**Set problem:** Retype the records below word for word and omit any image.
__________
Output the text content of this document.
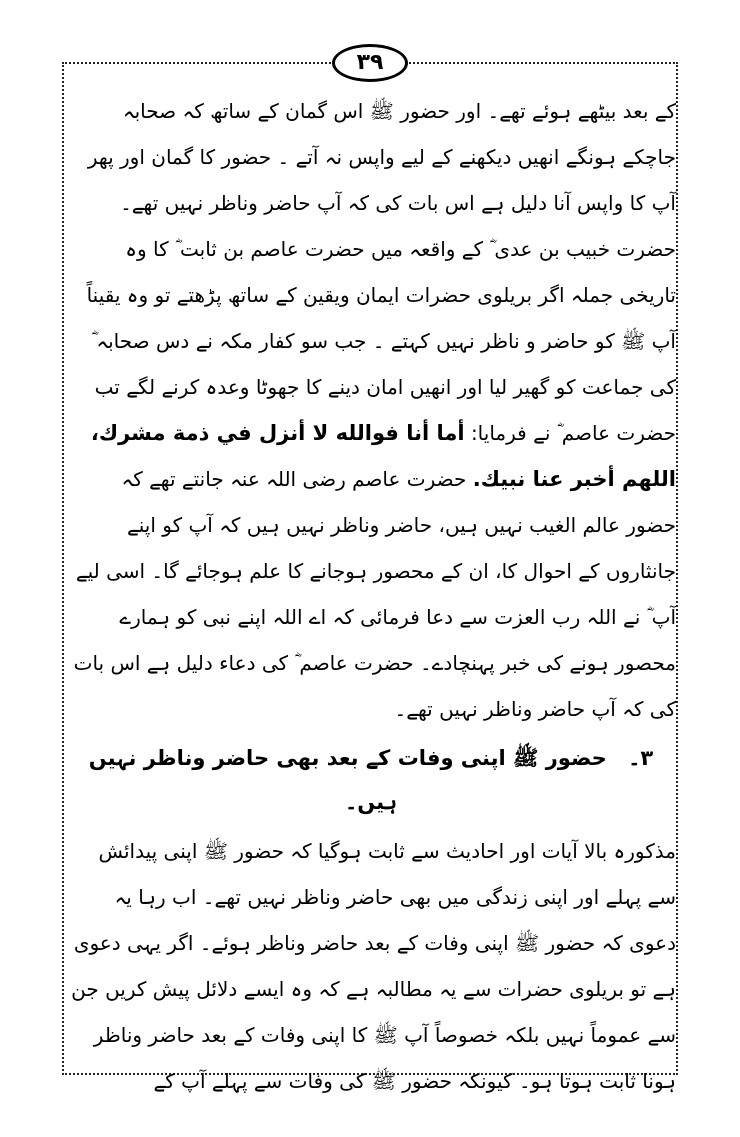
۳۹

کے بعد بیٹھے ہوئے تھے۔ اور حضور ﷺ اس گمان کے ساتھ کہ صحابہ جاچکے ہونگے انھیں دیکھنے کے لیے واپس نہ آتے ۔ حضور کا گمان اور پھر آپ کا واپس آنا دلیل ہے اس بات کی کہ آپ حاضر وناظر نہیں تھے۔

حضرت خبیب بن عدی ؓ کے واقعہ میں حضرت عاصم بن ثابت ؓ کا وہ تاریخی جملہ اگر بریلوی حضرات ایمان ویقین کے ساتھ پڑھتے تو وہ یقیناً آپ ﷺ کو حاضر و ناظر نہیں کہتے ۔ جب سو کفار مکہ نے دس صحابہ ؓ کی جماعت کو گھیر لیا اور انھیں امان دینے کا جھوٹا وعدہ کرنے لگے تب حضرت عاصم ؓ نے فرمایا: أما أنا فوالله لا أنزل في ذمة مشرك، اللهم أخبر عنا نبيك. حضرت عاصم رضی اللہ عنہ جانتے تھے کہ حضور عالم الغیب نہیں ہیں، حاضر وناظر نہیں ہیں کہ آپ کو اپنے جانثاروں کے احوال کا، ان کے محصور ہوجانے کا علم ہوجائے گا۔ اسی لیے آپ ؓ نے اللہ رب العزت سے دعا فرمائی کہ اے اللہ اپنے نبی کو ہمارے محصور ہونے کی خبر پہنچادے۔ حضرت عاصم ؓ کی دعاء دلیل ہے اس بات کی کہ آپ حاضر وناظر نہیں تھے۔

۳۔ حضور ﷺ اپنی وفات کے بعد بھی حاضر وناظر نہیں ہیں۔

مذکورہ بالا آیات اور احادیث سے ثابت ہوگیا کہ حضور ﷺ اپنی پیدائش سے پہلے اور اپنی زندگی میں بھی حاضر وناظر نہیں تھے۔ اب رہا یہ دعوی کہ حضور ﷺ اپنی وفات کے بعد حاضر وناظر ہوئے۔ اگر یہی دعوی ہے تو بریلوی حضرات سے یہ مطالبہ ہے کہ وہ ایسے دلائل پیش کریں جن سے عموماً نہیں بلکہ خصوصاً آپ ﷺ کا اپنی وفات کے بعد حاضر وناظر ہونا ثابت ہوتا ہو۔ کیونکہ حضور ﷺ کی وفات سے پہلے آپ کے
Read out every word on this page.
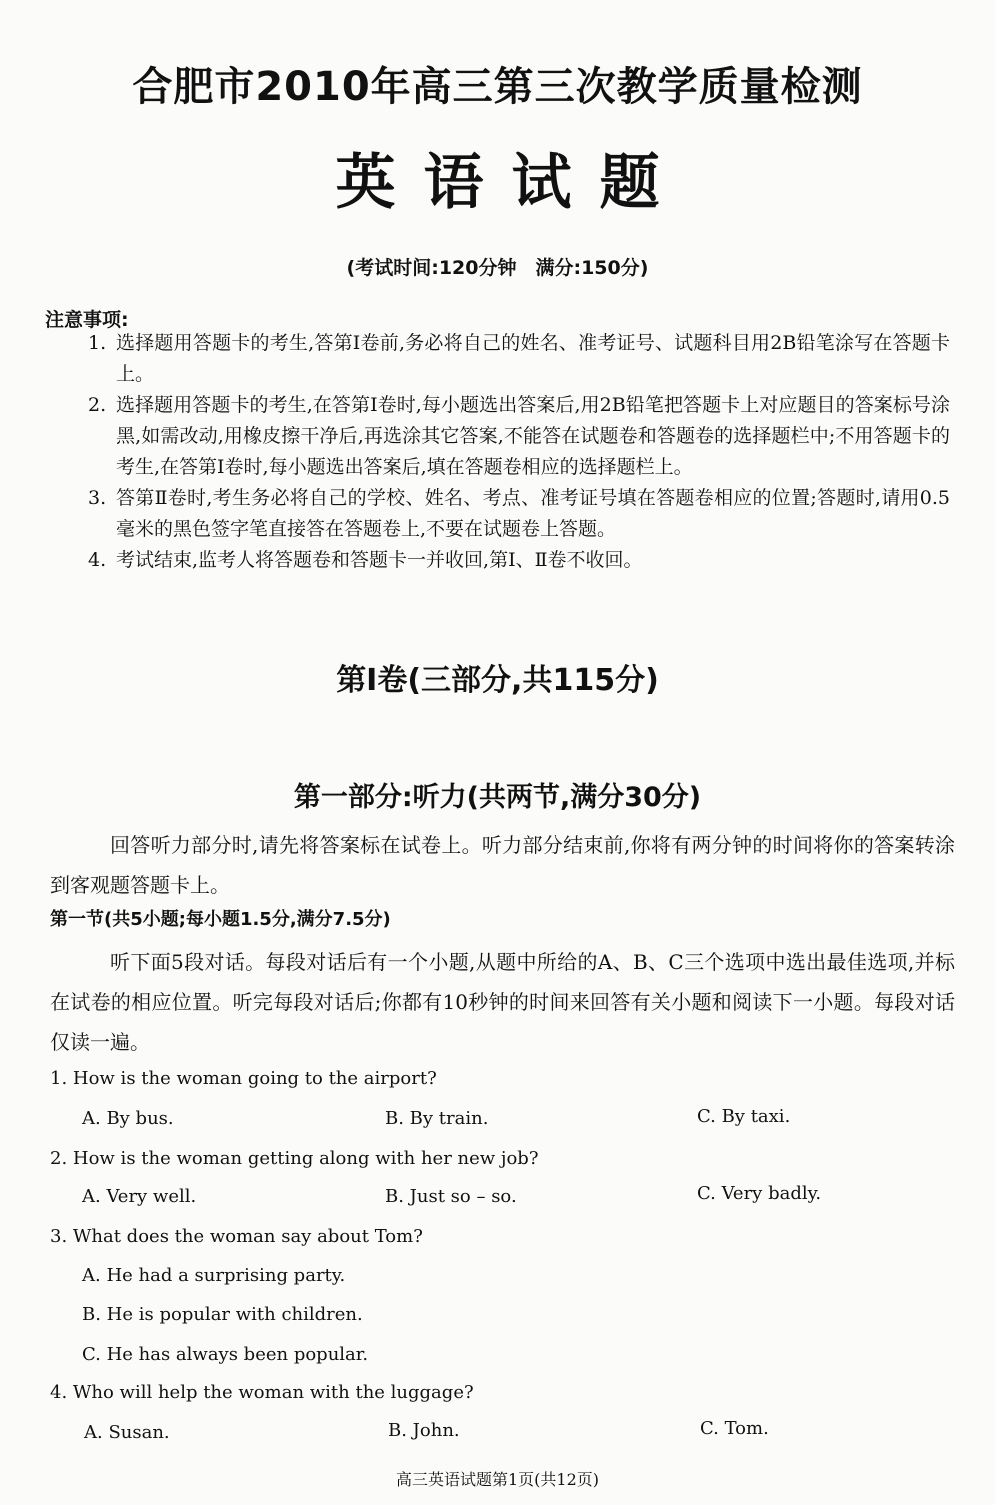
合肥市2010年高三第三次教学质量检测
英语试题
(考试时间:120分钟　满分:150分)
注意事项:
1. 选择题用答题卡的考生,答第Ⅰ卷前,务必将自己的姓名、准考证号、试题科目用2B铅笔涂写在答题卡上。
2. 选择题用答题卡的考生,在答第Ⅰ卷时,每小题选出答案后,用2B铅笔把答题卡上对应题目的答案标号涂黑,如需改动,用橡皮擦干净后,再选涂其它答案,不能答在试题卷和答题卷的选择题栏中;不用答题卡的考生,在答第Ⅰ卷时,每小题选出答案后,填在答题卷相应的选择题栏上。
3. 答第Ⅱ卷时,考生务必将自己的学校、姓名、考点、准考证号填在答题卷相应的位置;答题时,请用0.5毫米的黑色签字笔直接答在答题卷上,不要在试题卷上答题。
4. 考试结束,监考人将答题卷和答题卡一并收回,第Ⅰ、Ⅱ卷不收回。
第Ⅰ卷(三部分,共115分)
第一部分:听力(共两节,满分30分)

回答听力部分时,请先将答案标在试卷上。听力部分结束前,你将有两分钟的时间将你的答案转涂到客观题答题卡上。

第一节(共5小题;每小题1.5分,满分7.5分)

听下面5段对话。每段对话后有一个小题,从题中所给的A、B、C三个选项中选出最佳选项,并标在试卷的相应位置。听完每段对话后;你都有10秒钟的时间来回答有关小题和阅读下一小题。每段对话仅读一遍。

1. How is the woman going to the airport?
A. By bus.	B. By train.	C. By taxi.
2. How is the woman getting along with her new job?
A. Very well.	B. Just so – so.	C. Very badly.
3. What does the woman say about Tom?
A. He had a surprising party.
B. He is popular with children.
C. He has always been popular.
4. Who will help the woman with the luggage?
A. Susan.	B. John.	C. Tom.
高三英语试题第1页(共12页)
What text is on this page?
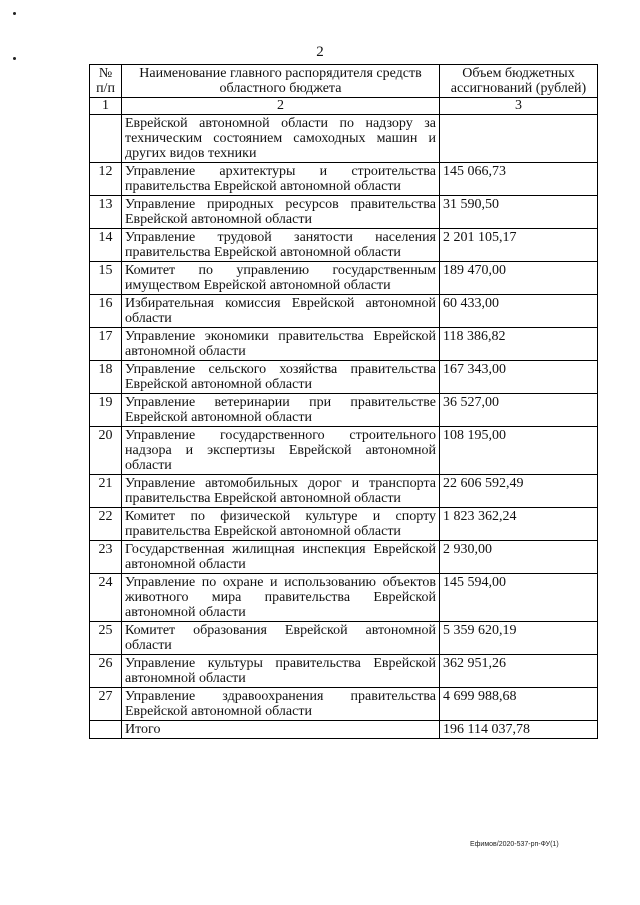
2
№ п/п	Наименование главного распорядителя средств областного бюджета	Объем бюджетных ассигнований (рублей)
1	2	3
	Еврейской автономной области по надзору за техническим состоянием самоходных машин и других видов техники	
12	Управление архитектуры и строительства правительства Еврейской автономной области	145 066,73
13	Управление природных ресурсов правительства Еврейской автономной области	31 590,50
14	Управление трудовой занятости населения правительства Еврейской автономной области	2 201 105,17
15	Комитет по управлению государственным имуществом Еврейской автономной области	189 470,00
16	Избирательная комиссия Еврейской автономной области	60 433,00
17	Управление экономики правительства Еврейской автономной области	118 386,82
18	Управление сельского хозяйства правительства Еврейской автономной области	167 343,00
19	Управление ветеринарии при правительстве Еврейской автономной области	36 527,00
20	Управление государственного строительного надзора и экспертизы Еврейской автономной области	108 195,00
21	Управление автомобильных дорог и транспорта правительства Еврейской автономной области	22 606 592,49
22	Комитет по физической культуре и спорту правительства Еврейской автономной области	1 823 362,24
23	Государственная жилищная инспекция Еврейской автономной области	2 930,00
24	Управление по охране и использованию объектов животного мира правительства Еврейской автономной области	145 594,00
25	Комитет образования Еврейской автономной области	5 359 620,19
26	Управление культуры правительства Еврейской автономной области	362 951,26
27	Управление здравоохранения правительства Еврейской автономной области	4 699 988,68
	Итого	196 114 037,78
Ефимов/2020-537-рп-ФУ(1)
__________
**Solution for this exercise:**
Output the text content of this document.
۳۹

کے بعد بیٹھے ہوئے تھے۔ اور حضور ﷺ اس گمان کے ساتھ کہ صحابہ جاچکے ہونگے انھیں دیکھنے کے لیے واپس نہ آتے ۔ حضور کا گمان اور پھر آپ کا واپس آنا دلیل ہے اس بات کی کہ آپ حاضر وناظر نہیں تھے۔

حضرت خبیب بن عدی ؓ کے واقعہ میں حضرت عاصم بن ثابت ؓ کا وہ تاریخی جملہ اگر بریلوی حضرات ایمان ویقین کے ساتھ پڑھتے تو وہ یقیناً آپ ﷺ کو حاضر و ناظر نہیں کہتے ۔ جب سو کفار مکہ نے دس صحابہ ؓ کی جماعت کو گھیر لیا اور انھیں امان دینے کا جھوٹا وعدہ کرنے لگے تب حضرت عاصم ؓ نے فرمایا: أما أنا فوالله لا أنزل في ذمة مشرك، اللهم أخبر عنا نبيك. حضرت عاصم رضی اللہ عنہ جانتے تھے کہ حضور عالم الغیب نہیں ہیں، حاضر وناظر نہیں ہیں کہ آپ کو اپنے جانثاروں کے احوال کا، ان کے محصور ہوجانے کا علم ہوجائے گا۔ اسی لیے آپ ؓ نے اللہ رب العزت سے دعا فرمائی کہ اے اللہ اپنے نبی کو ہمارے محصور ہونے کی خبر پہنچادے۔ حضرت عاصم ؓ کی دعاء دلیل ہے اس بات کی کہ آپ حاضر وناظر نہیں تھے۔

۳۔ حضور ﷺ اپنی وفات کے بعد بھی حاضر وناظر نہیں ہیں۔

مذکورہ بالا آیات اور احادیث سے ثابت ہوگیا کہ حضور ﷺ اپنی پیدائش سے پہلے اور اپنی زندگی میں بھی حاضر وناظر نہیں تھے۔ اب رہا یہ دعوی کہ حضور ﷺ اپنی وفات کے بعد حاضر وناظر ہوئے۔ اگر یہی دعوی ہے تو بریلوی حضرات سے یہ مطالبہ ہے کہ وہ ایسے دلائل پیش کریں جن سے عموماً نہیں بلکہ خصوصاً آپ ﷺ کا اپنی وفات کے بعد حاضر وناظر ہونا ثابت ہوتا ہو۔ کیونکہ حضور ﷺ کی وفات سے پہلے آپ کے
Read out every word on this page.
合肥市2010年高三第三次教学质量检测
英语试题
(考试时间:120分钟　满分:150分)
注意事项:
1. 选择题用答题卡的考生,答第Ⅰ卷前,务必将自己的姓名、准考证号、试题科目用2B铅笔涂写在答题卡上。
2. 选择题用答题卡的考生,在答第Ⅰ卷时,每小题选出答案后,用2B铅笔把答题卡上对应题目的答案标号涂黑,如需改动,用橡皮擦干净后,再选涂其它答案,不能答在试题卷和答题卷的选择题栏中;不用答题卡的考生,在答第Ⅰ卷时,每小题选出答案后,填在答题卷相应的选择题栏上。
3. 答第Ⅱ卷时,考生务必将自己的学校、姓名、考点、准考证号填在答题卷相应的位置;答题时,请用0.5毫米的黑色签字笔直接答在答题卷上,不要在试题卷上答题。
4. 考试结束,监考人将答题卷和答题卡一并收回,第Ⅰ、Ⅱ卷不收回。
第Ⅰ卷(三部分,共115分)
第一部分:听力(共两节,满分30分)

回答听力部分时,请先将答案标在试卷上。听力部分结束前,你将有两分钟的时间将你的答案转涂到客观题答题卡上。

第一节(共5小题;每小题1.5分,满分7.5分)

听下面5段对话。每段对话后有一个小题,从题中所给的A、B、C三个选项中选出最佳选项,并标在试卷的相应位置。听完每段对话后;你都有10秒钟的时间来回答有关小题和阅读下一小题。每段对话仅读一遍。

1. How is the woman going to the airport?
A. By bus.	B. By train.	C. By taxi.
2. How is the woman getting along with her new job?
A. Very well.	B. Just so – so.	C. Very badly.
3. What does the woman say about Tom?
A. He had a surprising party.
B. He is popular with children.
C. He has always been popular.
4. Who will help the woman with the luggage?
A. Susan.	B. John.	C. Tom.
高三英语试题第1页(共12页)
What text is on this page?
2
№ п/п	Наименование главного распорядителя средств областного бюджета	Объем бюджетных ассигнований (рублей)
1	2	3
	Еврейской автономной области по надзору за техническим состоянием самоходных машин и других видов техники	
12	Управление архитектуры и строительства правительства Еврейской автономной области	145 066,73
13	Управление природных ресурсов правительства Еврейской автономной области	31 590,50
14	Управление трудовой занятости населения правительства Еврейской автономной области	2 201 105,17
15	Комитет по управлению государственным имуществом Еврейской автономной области	189 470,00
16	Избирательная комиссия Еврейской автономной области	60 433,00
17	Управление экономики правительства Еврейской автономной области	118 386,82
18	Управление сельского хозяйства правительства Еврейской автономной области	167 343,00
19	Управление ветеринарии при правительстве Еврейской автономной области	36 527,00
20	Управление государственного строительного надзора и экспертизы Еврейской автономной области	108 195,00
21	Управление автомобильных дорог и транспорта правительства Еврейской автономной области	22 606 592,49
22	Комитет по физической культуре и спорту правительства Еврейской автономной области	1 823 362,24
23	Государственная жилищная инспекция Еврейской автономной области	2 930,00
24	Управление по охране и использованию объектов животного мира правительства Еврейской автономной области	145 594,00
25	Комитет образования Еврейской автономной области	5 359 620,19
26	Управление культуры правительства Еврейской автономной области	362 951,26
27	Управление здравоохранения правительства Еврейской автономной области	4 699 988,68
	Итого	196 114 037,78
Ефимов/2020-537-рп-ФУ(1)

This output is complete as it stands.